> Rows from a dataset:
[START]
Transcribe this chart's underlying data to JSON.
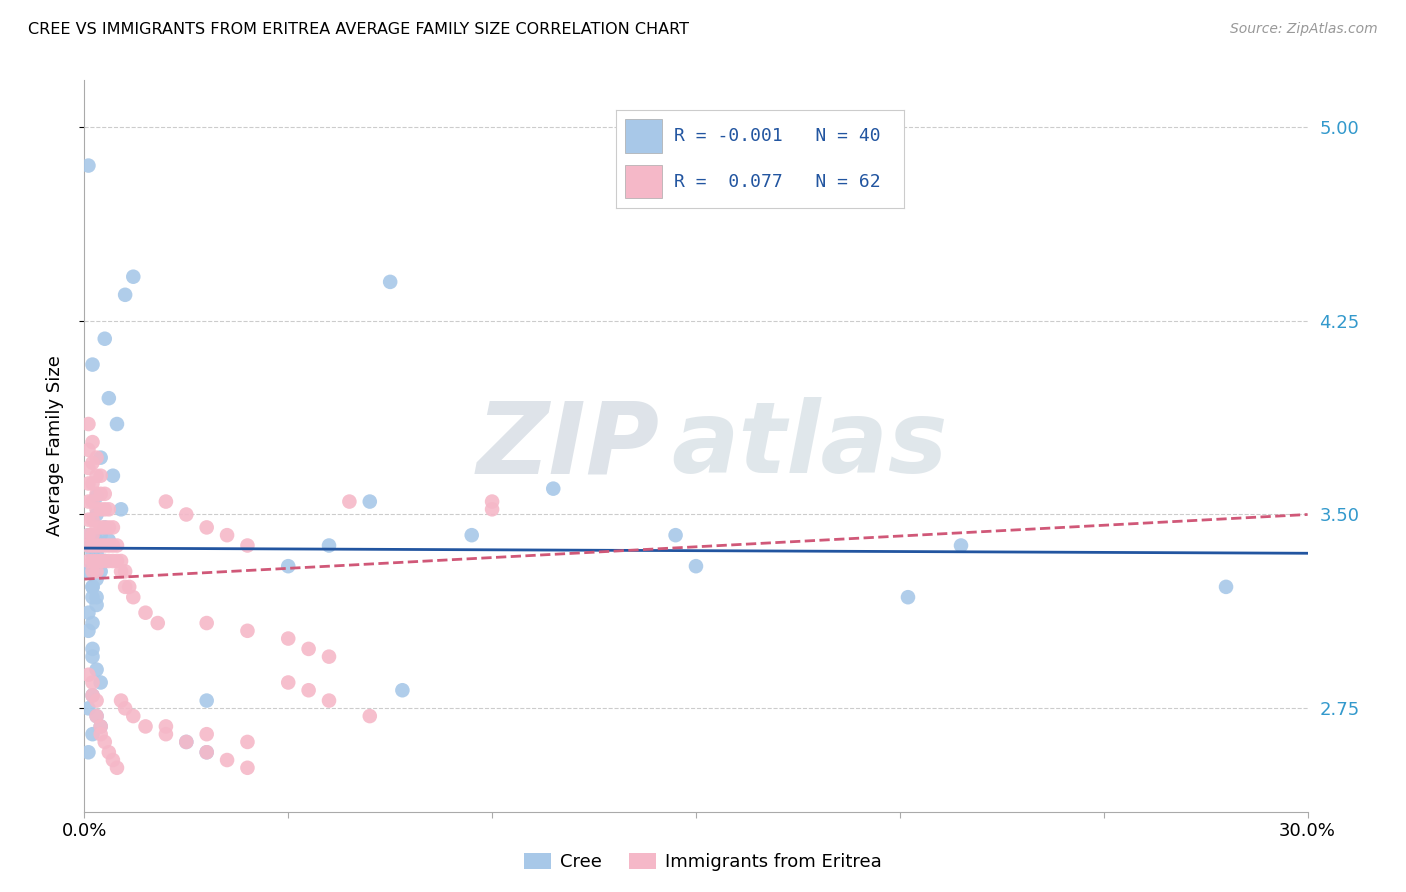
{
  "title": "CREE VS IMMIGRANTS FROM ERITREA AVERAGE FAMILY SIZE CORRELATION CHART",
  "source": "Source: ZipAtlas.com",
  "ylabel": "Average Family Size",
  "xmin": 0.0,
  "xmax": 0.3,
  "ymin": 2.35,
  "ymax": 5.18,
  "yticks": [
    2.75,
    3.5,
    4.25,
    5.0
  ],
  "xtick_values": [
    0.0,
    0.05,
    0.1,
    0.15,
    0.2,
    0.25,
    0.3
  ],
  "legend_R_cree": "-0.001",
  "legend_N_cree": "40",
  "legend_R_eritrea": "0.077",
  "legend_N_eritrea": "62",
  "color_cree_scatter": "#a8c8e8",
  "color_eritrea_scatter": "#f5b8c8",
  "color_cree_line": "#2255a0",
  "color_eritrea_line": "#d05878",
  "watermark_zip": "ZIP",
  "watermark_atlas": "atlas",
  "cree_x": [
    0.001,
    0.01,
    0.005,
    0.012,
    0.002,
    0.006,
    0.008,
    0.004,
    0.007,
    0.003,
    0.009,
    0.003,
    0.005,
    0.004,
    0.006,
    0.004,
    0.003,
    0.005,
    0.002,
    0.004,
    0.003,
    0.002,
    0.002,
    0.003,
    0.001,
    0.002,
    0.001,
    0.002,
    0.001,
    0.002,
    0.003,
    0.001,
    0.002,
    0.001,
    0.002,
    0.003,
    0.07,
    0.115,
    0.145,
    0.215
  ],
  "cree_y": [
    4.85,
    4.35,
    4.18,
    4.42,
    4.08,
    3.95,
    3.85,
    3.72,
    3.65,
    3.57,
    3.52,
    3.5,
    3.45,
    3.42,
    3.4,
    3.38,
    3.35,
    3.32,
    3.3,
    3.28,
    3.25,
    3.22,
    3.18,
    3.15,
    3.38,
    3.35,
    3.42,
    3.3,
    3.28,
    3.22,
    3.18,
    3.12,
    3.08,
    3.05,
    2.98,
    3.4,
    3.55,
    3.6,
    3.42,
    3.38
  ],
  "cree_x2": [
    0.002,
    0.003,
    0.004,
    0.002,
    0.001,
    0.003,
    0.004,
    0.002,
    0.001,
    0.06,
    0.095,
    0.28,
    0.025,
    0.03,
    0.05,
    0.078,
    0.15,
    0.202,
    0.03,
    0.075
  ],
  "cree_y2": [
    2.95,
    2.9,
    2.85,
    2.8,
    2.75,
    2.72,
    2.68,
    2.65,
    2.58,
    3.38,
    3.42,
    3.22,
    2.62,
    2.78,
    3.3,
    2.82,
    3.3,
    3.18,
    2.58,
    4.4
  ],
  "eritrea_x": [
    0.001,
    0.001,
    0.001,
    0.001,
    0.001,
    0.001,
    0.001,
    0.001,
    0.001,
    0.002,
    0.002,
    0.002,
    0.002,
    0.002,
    0.002,
    0.002,
    0.002,
    0.002,
    0.003,
    0.003,
    0.003,
    0.003,
    0.003,
    0.003,
    0.003,
    0.003,
    0.004,
    0.004,
    0.004,
    0.004,
    0.004,
    0.004,
    0.005,
    0.005,
    0.005,
    0.005,
    0.005,
    0.006,
    0.006,
    0.006,
    0.006,
    0.007,
    0.007,
    0.007,
    0.008,
    0.008,
    0.009,
    0.009,
    0.01,
    0.01,
    0.011,
    0.012,
    0.015,
    0.018,
    0.02,
    0.025,
    0.03,
    0.035,
    0.04,
    0.065,
    0.1,
    0.1
  ],
  "eritrea_y": [
    3.85,
    3.75,
    3.68,
    3.62,
    3.55,
    3.48,
    3.42,
    3.38,
    3.32,
    3.78,
    3.7,
    3.62,
    3.55,
    3.48,
    3.42,
    3.38,
    3.32,
    3.28,
    3.72,
    3.65,
    3.58,
    3.52,
    3.45,
    3.38,
    3.32,
    3.28,
    3.65,
    3.58,
    3.52,
    3.45,
    3.38,
    3.32,
    3.58,
    3.52,
    3.45,
    3.38,
    3.32,
    3.52,
    3.45,
    3.38,
    3.32,
    3.45,
    3.38,
    3.32,
    3.38,
    3.32,
    3.32,
    3.28,
    3.28,
    3.22,
    3.22,
    3.18,
    3.12,
    3.08,
    3.55,
    3.5,
    3.45,
    3.42,
    3.38,
    3.55,
    3.55,
    3.52
  ],
  "eritrea_x2": [
    0.001,
    0.002,
    0.002,
    0.003,
    0.003,
    0.004,
    0.004,
    0.005,
    0.006,
    0.007,
    0.008,
    0.009,
    0.01,
    0.012,
    0.015,
    0.02,
    0.025,
    0.03,
    0.035,
    0.04,
    0.05,
    0.055,
    0.06,
    0.07,
    0.03,
    0.04,
    0.05,
    0.055,
    0.06,
    0.04,
    0.03,
    0.02
  ],
  "eritrea_y2": [
    2.88,
    2.85,
    2.8,
    2.78,
    2.72,
    2.68,
    2.65,
    2.62,
    2.58,
    2.55,
    2.52,
    2.78,
    2.75,
    2.72,
    2.68,
    2.65,
    2.62,
    2.58,
    2.55,
    2.52,
    2.85,
    2.82,
    2.78,
    2.72,
    3.08,
    3.05,
    3.02,
    2.98,
    2.95,
    2.62,
    2.65,
    2.68
  ]
}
[END]
> Written task:
Quote the material word for word, dropping any images it holds.

> Solution for this task:
Transcribe this chart's underlying data to JSON.
{
  "title": "CREE VS IMMIGRANTS FROM ERITREA AVERAGE FAMILY SIZE CORRELATION CHART",
  "source": "Source: ZipAtlas.com",
  "ylabel": "Average Family Size",
  "xmin": 0.0,
  "xmax": 0.3,
  "ymin": 2.35,
  "ymax": 5.18,
  "yticks": [
    2.75,
    3.5,
    4.25,
    5.0
  ],
  "xtick_values": [
    0.0,
    0.05,
    0.1,
    0.15,
    0.2,
    0.25,
    0.3
  ],
  "legend_R_cree": "-0.001",
  "legend_N_cree": "40",
  "legend_R_eritrea": "0.077",
  "legend_N_eritrea": "62",
  "color_cree_scatter": "#a8c8e8",
  "color_eritrea_scatter": "#f5b8c8",
  "color_cree_line": "#2255a0",
  "color_eritrea_line": "#d05878",
  "watermark_zip": "ZIP",
  "watermark_atlas": "atlas",
  "cree_x": [
    0.001,
    0.01,
    0.005,
    0.012,
    0.002,
    0.006,
    0.008,
    0.004,
    0.007,
    0.003,
    0.009,
    0.003,
    0.005,
    0.004,
    0.006,
    0.004,
    0.003,
    0.005,
    0.002,
    0.004,
    0.003,
    0.002,
    0.002,
    0.003,
    0.001,
    0.002,
    0.001,
    0.002,
    0.001,
    0.002,
    0.003,
    0.001,
    0.002,
    0.001,
    0.002,
    0.003,
    0.07,
    0.115,
    0.145,
    0.215
  ],
  "cree_y": [
    4.85,
    4.35,
    4.18,
    4.42,
    4.08,
    3.95,
    3.85,
    3.72,
    3.65,
    3.57,
    3.52,
    3.5,
    3.45,
    3.42,
    3.4,
    3.38,
    3.35,
    3.32,
    3.3,
    3.28,
    3.25,
    3.22,
    3.18,
    3.15,
    3.38,
    3.35,
    3.42,
    3.3,
    3.28,
    3.22,
    3.18,
    3.12,
    3.08,
    3.05,
    2.98,
    3.4,
    3.55,
    3.6,
    3.42,
    3.38
  ],
  "cree_x2": [
    0.002,
    0.003,
    0.004,
    0.002,
    0.001,
    0.003,
    0.004,
    0.002,
    0.001,
    0.06,
    0.095,
    0.28,
    0.025,
    0.03,
    0.05,
    0.078,
    0.15,
    0.202,
    0.03,
    0.075
  ],
  "cree_y2": [
    2.95,
    2.9,
    2.85,
    2.8,
    2.75,
    2.72,
    2.68,
    2.65,
    2.58,
    3.38,
    3.42,
    3.22,
    2.62,
    2.78,
    3.3,
    2.82,
    3.3,
    3.18,
    2.58,
    4.4
  ],
  "eritrea_x": [
    0.001,
    0.001,
    0.001,
    0.001,
    0.001,
    0.001,
    0.001,
    0.001,
    0.001,
    0.002,
    0.002,
    0.002,
    0.002,
    0.002,
    0.002,
    0.002,
    0.002,
    0.002,
    0.003,
    0.003,
    0.003,
    0.003,
    0.003,
    0.003,
    0.003,
    0.003,
    0.004,
    0.004,
    0.004,
    0.004,
    0.004,
    0.004,
    0.005,
    0.005,
    0.005,
    0.005,
    0.005,
    0.006,
    0.006,
    0.006,
    0.006,
    0.007,
    0.007,
    0.007,
    0.008,
    0.008,
    0.009,
    0.009,
    0.01,
    0.01,
    0.011,
    0.012,
    0.015,
    0.018,
    0.02,
    0.025,
    0.03,
    0.035,
    0.04,
    0.065,
    0.1,
    0.1
  ],
  "eritrea_y": [
    3.85,
    3.75,
    3.68,
    3.62,
    3.55,
    3.48,
    3.42,
    3.38,
    3.32,
    3.78,
    3.7,
    3.62,
    3.55,
    3.48,
    3.42,
    3.38,
    3.32,
    3.28,
    3.72,
    3.65,
    3.58,
    3.52,
    3.45,
    3.38,
    3.32,
    3.28,
    3.65,
    3.58,
    3.52,
    3.45,
    3.38,
    3.32,
    3.58,
    3.52,
    3.45,
    3.38,
    3.32,
    3.52,
    3.45,
    3.38,
    3.32,
    3.45,
    3.38,
    3.32,
    3.38,
    3.32,
    3.32,
    3.28,
    3.28,
    3.22,
    3.22,
    3.18,
    3.12,
    3.08,
    3.55,
    3.5,
    3.45,
    3.42,
    3.38,
    3.55,
    3.55,
    3.52
  ],
  "eritrea_x2": [
    0.001,
    0.002,
    0.002,
    0.003,
    0.003,
    0.004,
    0.004,
    0.005,
    0.006,
    0.007,
    0.008,
    0.009,
    0.01,
    0.012,
    0.015,
    0.02,
    0.025,
    0.03,
    0.035,
    0.04,
    0.05,
    0.055,
    0.06,
    0.07,
    0.03,
    0.04,
    0.05,
    0.055,
    0.06,
    0.04,
    0.03,
    0.02
  ],
  "eritrea_y2": [
    2.88,
    2.85,
    2.8,
    2.78,
    2.72,
    2.68,
    2.65,
    2.62,
    2.58,
    2.55,
    2.52,
    2.78,
    2.75,
    2.72,
    2.68,
    2.65,
    2.62,
    2.58,
    2.55,
    2.52,
    2.85,
    2.82,
    2.78,
    2.72,
    3.08,
    3.05,
    3.02,
    2.98,
    2.95,
    2.62,
    2.65,
    2.68
  ]
}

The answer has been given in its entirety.